**Dataset content:**
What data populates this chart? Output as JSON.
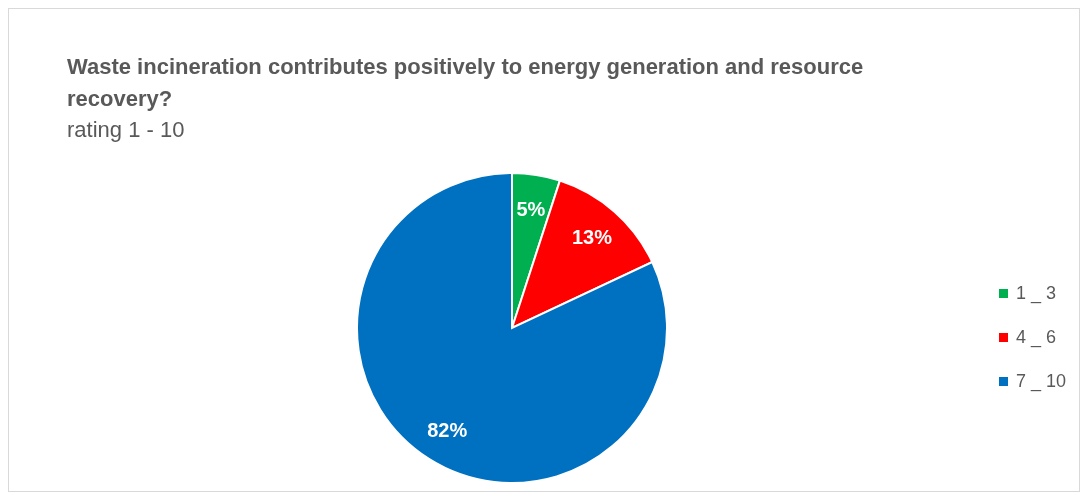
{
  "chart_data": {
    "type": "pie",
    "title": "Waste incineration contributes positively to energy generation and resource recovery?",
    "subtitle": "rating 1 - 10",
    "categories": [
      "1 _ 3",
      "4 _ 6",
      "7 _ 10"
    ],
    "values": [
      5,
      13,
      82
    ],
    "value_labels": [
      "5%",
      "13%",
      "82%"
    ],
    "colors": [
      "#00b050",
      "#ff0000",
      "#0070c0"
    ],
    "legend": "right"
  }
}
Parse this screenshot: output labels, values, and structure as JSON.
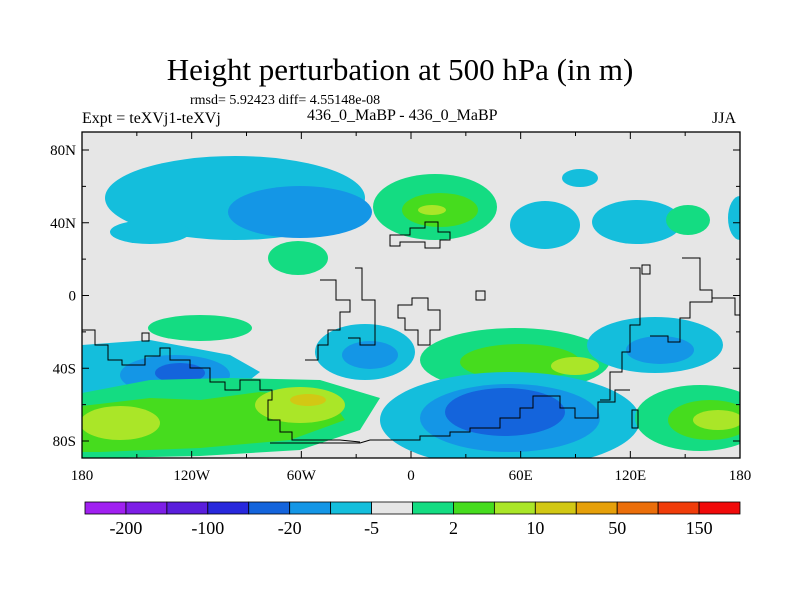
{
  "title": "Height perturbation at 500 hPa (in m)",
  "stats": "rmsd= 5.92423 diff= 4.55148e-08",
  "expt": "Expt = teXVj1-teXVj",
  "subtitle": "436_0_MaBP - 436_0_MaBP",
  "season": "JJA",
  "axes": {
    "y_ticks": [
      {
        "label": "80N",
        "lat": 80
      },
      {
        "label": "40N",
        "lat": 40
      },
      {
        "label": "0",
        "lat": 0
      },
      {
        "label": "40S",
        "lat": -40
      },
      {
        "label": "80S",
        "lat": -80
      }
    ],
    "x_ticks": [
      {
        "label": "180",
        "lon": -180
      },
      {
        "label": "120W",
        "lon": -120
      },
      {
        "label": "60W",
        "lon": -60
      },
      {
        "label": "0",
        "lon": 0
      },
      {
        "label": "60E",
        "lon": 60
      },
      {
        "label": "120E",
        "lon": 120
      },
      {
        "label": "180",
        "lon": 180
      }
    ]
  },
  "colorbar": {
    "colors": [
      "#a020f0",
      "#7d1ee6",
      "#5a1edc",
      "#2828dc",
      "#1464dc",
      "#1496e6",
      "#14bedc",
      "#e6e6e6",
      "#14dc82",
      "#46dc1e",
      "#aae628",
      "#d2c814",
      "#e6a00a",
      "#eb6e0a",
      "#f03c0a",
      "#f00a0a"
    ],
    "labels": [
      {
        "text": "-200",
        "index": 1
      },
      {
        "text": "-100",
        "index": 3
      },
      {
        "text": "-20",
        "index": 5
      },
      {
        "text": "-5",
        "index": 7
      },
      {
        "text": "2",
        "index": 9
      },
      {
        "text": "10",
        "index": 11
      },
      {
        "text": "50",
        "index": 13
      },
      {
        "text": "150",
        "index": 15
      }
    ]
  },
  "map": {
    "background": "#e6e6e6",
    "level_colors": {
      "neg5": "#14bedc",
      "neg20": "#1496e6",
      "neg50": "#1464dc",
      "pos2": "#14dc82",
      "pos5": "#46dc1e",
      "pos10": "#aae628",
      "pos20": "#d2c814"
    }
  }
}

**Objective:** Leaving aside the images, write out the entries above word for word.

**Response to this task:**
What data populates this chart? Output as JSON.
{
  "chart_data": {
    "type": "pie",
    "title": "Waste incineration contributes positively to energy generation and resource recovery?",
    "subtitle": "rating 1 - 10",
    "categories": [
      "1 _ 3",
      "4 _ 6",
      "7 _ 10"
    ],
    "values": [
      5,
      13,
      82
    ],
    "value_labels": [
      "5%",
      "13%",
      "82%"
    ],
    "colors": [
      "#00b050",
      "#ff0000",
      "#0070c0"
    ],
    "legend": "right"
  }
}
Parse this screenshot: output labels, values, and structure as JSON.
{
  "title": "Height perturbation at 500 hPa (in m)",
  "stats": "rmsd= 5.92423 diff= 4.55148e-08",
  "expt": "Expt = teXVj1-teXVj",
  "subtitle": "436_0_MaBP - 436_0_MaBP",
  "season": "JJA",
  "axes": {
    "y_ticks": [
      {
        "label": "80N",
        "lat": 80
      },
      {
        "label": "40N",
        "lat": 40
      },
      {
        "label": "0",
        "lat": 0
      },
      {
        "label": "40S",
        "lat": -40
      },
      {
        "label": "80S",
        "lat": -80
      }
    ],
    "x_ticks": [
      {
        "label": "180",
        "lon": -180
      },
      {
        "label": "120W",
        "lon": -120
      },
      {
        "label": "60W",
        "lon": -60
      },
      {
        "label": "0",
        "lon": 0
      },
      {
        "label": "60E",
        "lon": 60
      },
      {
        "label": "120E",
        "lon": 120
      },
      {
        "label": "180",
        "lon": 180
      }
    ]
  },
  "colorbar": {
    "colors": [
      "#a020f0",
      "#7d1ee6",
      "#5a1edc",
      "#2828dc",
      "#1464dc",
      "#1496e6",
      "#14bedc",
      "#e6e6e6",
      "#14dc82",
      "#46dc1e",
      "#aae628",
      "#d2c814",
      "#e6a00a",
      "#eb6e0a",
      "#f03c0a",
      "#f00a0a"
    ],
    "labels": [
      {
        "text": "-200",
        "index": 1
      },
      {
        "text": "-100",
        "index": 3
      },
      {
        "text": "-20",
        "index": 5
      },
      {
        "text": "-5",
        "index": 7
      },
      {
        "text": "2",
        "index": 9
      },
      {
        "text": "10",
        "index": 11
      },
      {
        "text": "50",
        "index": 13
      },
      {
        "text": "150",
        "index": 15
      }
    ]
  },
  "map": {
    "background": "#e6e6e6",
    "level_colors": {
      "neg5": "#14bedc",
      "neg20": "#1496e6",
      "neg50": "#1464dc",
      "pos2": "#14dc82",
      "pos5": "#46dc1e",
      "pos10": "#aae628",
      "pos20": "#d2c814"
    }
  }
}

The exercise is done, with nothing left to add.